_Aim_
Return every line of the following material unchanged, character for character, in its original order.

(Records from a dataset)
▶
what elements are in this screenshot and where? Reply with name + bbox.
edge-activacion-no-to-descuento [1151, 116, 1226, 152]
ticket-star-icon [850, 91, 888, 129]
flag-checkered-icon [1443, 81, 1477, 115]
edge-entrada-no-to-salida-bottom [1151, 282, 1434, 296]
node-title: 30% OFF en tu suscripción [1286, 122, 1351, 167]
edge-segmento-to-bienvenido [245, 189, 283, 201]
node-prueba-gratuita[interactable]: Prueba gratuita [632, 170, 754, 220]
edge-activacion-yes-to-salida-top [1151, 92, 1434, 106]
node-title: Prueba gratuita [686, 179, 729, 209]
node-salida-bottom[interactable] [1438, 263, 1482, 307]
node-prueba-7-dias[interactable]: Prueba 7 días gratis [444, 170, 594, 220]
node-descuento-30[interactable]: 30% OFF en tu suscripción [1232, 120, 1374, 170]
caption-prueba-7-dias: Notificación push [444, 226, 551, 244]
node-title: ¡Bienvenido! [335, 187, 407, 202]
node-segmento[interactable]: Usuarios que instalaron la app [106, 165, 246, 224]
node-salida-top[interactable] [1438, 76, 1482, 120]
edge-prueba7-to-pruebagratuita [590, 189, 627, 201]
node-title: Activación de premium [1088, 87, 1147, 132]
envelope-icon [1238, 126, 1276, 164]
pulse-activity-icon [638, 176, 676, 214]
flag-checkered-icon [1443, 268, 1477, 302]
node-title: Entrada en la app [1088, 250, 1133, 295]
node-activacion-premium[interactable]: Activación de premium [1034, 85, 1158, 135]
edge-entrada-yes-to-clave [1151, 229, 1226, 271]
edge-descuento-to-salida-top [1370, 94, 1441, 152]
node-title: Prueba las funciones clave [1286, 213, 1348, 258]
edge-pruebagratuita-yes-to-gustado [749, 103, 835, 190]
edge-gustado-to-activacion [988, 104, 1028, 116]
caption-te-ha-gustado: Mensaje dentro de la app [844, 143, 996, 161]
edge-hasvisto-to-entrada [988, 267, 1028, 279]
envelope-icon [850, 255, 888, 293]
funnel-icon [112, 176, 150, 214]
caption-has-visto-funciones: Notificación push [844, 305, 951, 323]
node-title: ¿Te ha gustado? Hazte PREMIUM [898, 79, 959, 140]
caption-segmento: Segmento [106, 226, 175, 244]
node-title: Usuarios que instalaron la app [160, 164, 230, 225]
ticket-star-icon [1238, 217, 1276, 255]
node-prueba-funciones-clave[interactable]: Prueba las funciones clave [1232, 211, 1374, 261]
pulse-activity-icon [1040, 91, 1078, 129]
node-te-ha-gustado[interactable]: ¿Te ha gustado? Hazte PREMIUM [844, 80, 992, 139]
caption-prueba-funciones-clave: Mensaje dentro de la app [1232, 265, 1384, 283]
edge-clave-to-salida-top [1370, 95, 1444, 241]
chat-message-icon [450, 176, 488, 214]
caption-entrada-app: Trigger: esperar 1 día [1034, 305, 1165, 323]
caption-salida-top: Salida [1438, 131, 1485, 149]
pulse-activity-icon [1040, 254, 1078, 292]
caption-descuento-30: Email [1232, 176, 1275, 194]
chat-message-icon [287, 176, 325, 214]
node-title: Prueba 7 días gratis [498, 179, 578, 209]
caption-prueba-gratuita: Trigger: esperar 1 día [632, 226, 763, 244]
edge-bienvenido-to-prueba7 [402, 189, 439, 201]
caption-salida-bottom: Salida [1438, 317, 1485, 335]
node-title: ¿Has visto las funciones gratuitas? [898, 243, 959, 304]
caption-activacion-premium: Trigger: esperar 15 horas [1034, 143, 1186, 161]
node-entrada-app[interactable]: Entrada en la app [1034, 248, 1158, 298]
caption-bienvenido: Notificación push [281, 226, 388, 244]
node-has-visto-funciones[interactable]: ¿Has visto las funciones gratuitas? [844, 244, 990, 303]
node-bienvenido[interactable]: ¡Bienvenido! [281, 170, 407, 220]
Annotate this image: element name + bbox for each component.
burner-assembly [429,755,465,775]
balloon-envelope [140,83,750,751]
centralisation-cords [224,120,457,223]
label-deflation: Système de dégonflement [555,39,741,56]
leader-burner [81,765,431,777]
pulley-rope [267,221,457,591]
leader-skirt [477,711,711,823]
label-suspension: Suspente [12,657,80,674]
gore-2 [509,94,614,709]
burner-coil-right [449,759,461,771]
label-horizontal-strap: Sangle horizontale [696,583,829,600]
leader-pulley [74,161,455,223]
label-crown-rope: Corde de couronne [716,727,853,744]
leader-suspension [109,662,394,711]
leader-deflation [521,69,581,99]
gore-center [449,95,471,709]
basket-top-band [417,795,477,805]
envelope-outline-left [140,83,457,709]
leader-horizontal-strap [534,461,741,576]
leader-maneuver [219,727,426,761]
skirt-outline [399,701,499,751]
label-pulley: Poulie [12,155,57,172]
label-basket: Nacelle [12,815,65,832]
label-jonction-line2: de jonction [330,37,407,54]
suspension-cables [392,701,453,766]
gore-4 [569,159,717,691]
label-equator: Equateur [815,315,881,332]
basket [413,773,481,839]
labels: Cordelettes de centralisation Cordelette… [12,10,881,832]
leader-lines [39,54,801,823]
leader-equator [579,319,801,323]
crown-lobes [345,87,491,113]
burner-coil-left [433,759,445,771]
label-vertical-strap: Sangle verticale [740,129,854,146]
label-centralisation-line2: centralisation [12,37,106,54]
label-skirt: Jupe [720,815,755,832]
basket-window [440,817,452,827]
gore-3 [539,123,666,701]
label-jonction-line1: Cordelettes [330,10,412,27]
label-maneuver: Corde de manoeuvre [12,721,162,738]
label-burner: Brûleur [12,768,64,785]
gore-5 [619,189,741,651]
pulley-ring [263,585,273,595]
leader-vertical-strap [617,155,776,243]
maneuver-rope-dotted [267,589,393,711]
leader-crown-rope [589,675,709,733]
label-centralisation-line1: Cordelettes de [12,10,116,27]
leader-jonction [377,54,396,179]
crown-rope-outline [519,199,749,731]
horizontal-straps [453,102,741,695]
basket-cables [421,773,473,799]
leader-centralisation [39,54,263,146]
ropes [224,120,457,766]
◀
_Solution_
what elements are in this screenshot and where? Reply with name + bbox.
edge-activacion-no-to-descuento [1151, 116, 1226, 152]
ticket-star-icon [850, 91, 888, 129]
flag-checkered-icon [1443, 81, 1477, 115]
edge-entrada-no-to-salida-bottom [1151, 282, 1434, 296]
node-title: 30% OFF en tu suscripción [1286, 122, 1351, 167]
edge-segmento-to-bienvenido [245, 189, 283, 201]
node-prueba-gratuita[interactable]: Prueba gratuita [632, 170, 754, 220]
edge-activacion-yes-to-salida-top [1151, 92, 1434, 106]
node-title: Prueba gratuita [686, 179, 729, 209]
node-salida-bottom[interactable] [1438, 263, 1482, 307]
node-prueba-7-dias[interactable]: Prueba 7 días gratis [444, 170, 594, 220]
node-descuento-30[interactable]: 30% OFF en tu suscripción [1232, 120, 1374, 170]
caption-prueba-7-dias: Notificación push [444, 226, 551, 244]
node-title: ¡Bienvenido! [335, 187, 407, 202]
node-segmento[interactable]: Usuarios que instalaron la app [106, 165, 246, 224]
node-salida-top[interactable] [1438, 76, 1482, 120]
edge-prueba7-to-pruebagratuita [590, 189, 627, 201]
node-title: Activación de premium [1088, 87, 1147, 132]
envelope-icon [1238, 126, 1276, 164]
pulse-activity-icon [638, 176, 676, 214]
flag-checkered-icon [1443, 268, 1477, 302]
node-title: Entrada en la app [1088, 250, 1133, 295]
node-activacion-premium[interactable]: Activación de premium [1034, 85, 1158, 135]
edge-entrada-yes-to-clave [1151, 229, 1226, 271]
edge-descuento-to-salida-top [1370, 94, 1441, 152]
node-title: Prueba las funciones clave [1286, 213, 1348, 258]
edge-pruebagratuita-yes-to-gustado [749, 103, 835, 190]
edge-gustado-to-activacion [988, 104, 1028, 116]
caption-te-ha-gustado: Mensaje dentro de la app [844, 143, 996, 161]
edge-hasvisto-to-entrada [988, 267, 1028, 279]
envelope-icon [850, 255, 888, 293]
funnel-icon [112, 176, 150, 214]
caption-has-visto-funciones: Notificación push [844, 305, 951, 323]
node-title: ¿Te ha gustado? Hazte PREMIUM [898, 79, 959, 140]
caption-segmento: Segmento [106, 226, 175, 244]
node-title: Usuarios que instalaron la app [160, 164, 230, 225]
ticket-star-icon [1238, 217, 1276, 255]
node-prueba-funciones-clave[interactable]: Prueba las funciones clave [1232, 211, 1374, 261]
pulse-activity-icon [1040, 91, 1078, 129]
node-te-ha-gustado[interactable]: ¿Te ha gustado? Hazte PREMIUM [844, 80, 992, 139]
caption-prueba-funciones-clave: Mensaje dentro de la app [1232, 265, 1384, 283]
edge-clave-to-salida-top [1370, 95, 1444, 241]
chat-message-icon [450, 176, 488, 214]
caption-entrada-app: Trigger: esperar 1 día [1034, 305, 1165, 323]
caption-salida-top: Salida [1438, 131, 1485, 149]
pulse-activity-icon [1040, 254, 1078, 292]
caption-descuento-30: Email [1232, 176, 1275, 194]
chat-message-icon [287, 176, 325, 214]
node-title: Prueba 7 días gratis [498, 179, 578, 209]
caption-prueba-gratuita: Trigger: esperar 1 día [632, 226, 763, 244]
edge-bienvenido-to-prueba7 [402, 189, 439, 201]
caption-salida-bottom: Salida [1438, 317, 1485, 335]
node-title: ¿Has visto las funciones gratuitas? [898, 243, 959, 304]
caption-activacion-premium: Trigger: esperar 15 horas [1034, 143, 1186, 161]
node-entrada-app[interactable]: Entrada en la app [1034, 248, 1158, 298]
caption-bienvenido: Notificación push [281, 226, 388, 244]
node-has-visto-funciones[interactable]: ¿Has visto las funciones gratuitas? [844, 244, 990, 303]
node-bienvenido[interactable]: ¡Bienvenido! [281, 170, 407, 220]
Annotate this image: element name + bbox for each component.
burner-assembly [429,755,465,775]
balloon-envelope [140,83,750,751]
centralisation-cords [224,120,457,223]
label-deflation: Système de dégonflement [555,39,741,56]
leader-burner [81,765,431,777]
pulley-rope [267,221,457,591]
leader-skirt [477,711,711,823]
label-suspension: Suspente [12,657,80,674]
gore-2 [509,94,614,709]
burner-coil-right [449,759,461,771]
label-horizontal-strap: Sangle horizontale [696,583,829,600]
leader-pulley [74,161,455,223]
label-crown-rope: Corde de couronne [716,727,853,744]
leader-suspension [109,662,394,711]
leader-deflation [521,69,581,99]
gore-center [449,95,471,709]
basket-top-band [417,795,477,805]
envelope-outline-left [140,83,457,709]
leader-horizontal-strap [534,461,741,576]
leader-maneuver [219,727,426,761]
skirt-outline [399,701,499,751]
label-pulley: Poulie [12,155,57,172]
label-basket: Nacelle [12,815,65,832]
label-jonction-line2: de jonction [330,37,407,54]
suspension-cables [392,701,453,766]
gore-4 [569,159,717,691]
label-equator: Equateur [815,315,881,332]
basket [413,773,481,839]
labels: Cordelettes de centralisation Cordelette… [12,10,881,832]
leader-lines [39,54,801,823]
leader-equator [579,319,801,323]
crown-lobes [345,87,491,113]
burner-coil-left [433,759,445,771]
label-vertical-strap: Sangle verticale [740,129,854,146]
label-centralisation-line2: centralisation [12,37,106,54]
label-skirt: Jupe [720,815,755,832]
basket-window [440,817,452,827]
gore-3 [539,123,666,701]
label-jonction-line1: Cordelettes [330,10,412,27]
label-maneuver: Corde de manoeuvre [12,721,162,738]
label-burner: Brûleur [12,768,64,785]
gore-5 [619,189,741,651]
pulley-ring [263,585,273,595]
leader-vertical-strap [617,155,776,243]
maneuver-rope-dotted [267,589,393,711]
leader-crown-rope [589,675,709,733]
label-centralisation-line1: Cordelettes de [12,10,116,27]
leader-jonction [377,54,396,179]
crown-rope-outline [519,199,749,731]
horizontal-straps [453,102,741,695]
basket-cables [421,773,473,799]
leader-centralisation [39,54,263,146]
ropes [224,120,457,766]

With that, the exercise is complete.